Find every line in the records below that holds the word "OPEN" and copy it.

Material for this exercise:
## BEGIN

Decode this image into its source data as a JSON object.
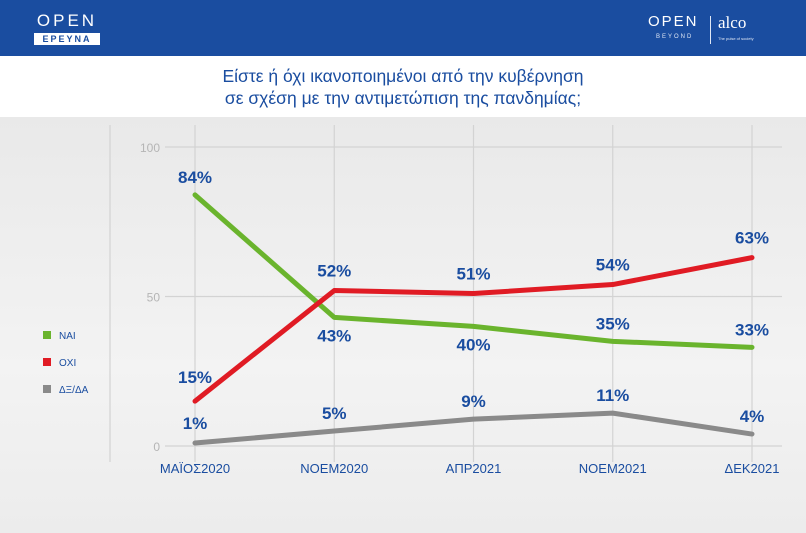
{
  "header": {
    "logo_left_top": "OPEN",
    "logo_left_bottom": "ΕΡΕΥΝΑ",
    "logo_right_open": "OPEN",
    "logo_right_beyond": "BEYOND",
    "logo_right_alco": "alco",
    "logo_right_tagline": "The pulse of society",
    "bar_color": "#1a4da0"
  },
  "chart_data": {
    "type": "line",
    "title": "Είστε ή όχι ικανοποιημένοι από την κυβέρνηση σε σχέση με την αντιμετώπιση της πανδημίας;",
    "title_lines": [
      "Είστε ή όχι ικανοποιημένοι από την κυβέρνηση",
      "σε σχέση με την αντιμετώπιση της πανδημίας;"
    ],
    "categories": [
      "ΜΑΪΟΣ2020",
      "ΝΟΕΜ2020",
      "ΑΠΡ2021",
      "ΝΟΕΜ2021",
      "ΔΕΚ2021"
    ],
    "ylim": [
      0,
      100
    ],
    "yticks": [
      "0",
      "50",
      "100"
    ],
    "grid": true,
    "legend_position": "left",
    "series": [
      {
        "name": "ΝΑΙ",
        "color": "#6ab42d",
        "values": [
          84,
          43,
          40,
          35,
          33
        ],
        "labels": [
          "84%",
          "43%",
          "40%",
          "35%",
          "33%"
        ]
      },
      {
        "name": "ΟΧΙ",
        "color": "#e01b24",
        "values": [
          15,
          52,
          51,
          54,
          63
        ],
        "labels": [
          "15%",
          "52%",
          "51%",
          "54%",
          "63%"
        ]
      },
      {
        "name": "ΔΞ/ΔΑ",
        "color": "#8a8a8a",
        "values": [
          1,
          5,
          9,
          11,
          4
        ],
        "labels": [
          "1%",
          "5%",
          "9%",
          "11%",
          "4%"
        ]
      }
    ]
  }
}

## END

Solution to the exercise:
    "logo_left_top": "OPEN",
    "logo_right_open": "OPEN",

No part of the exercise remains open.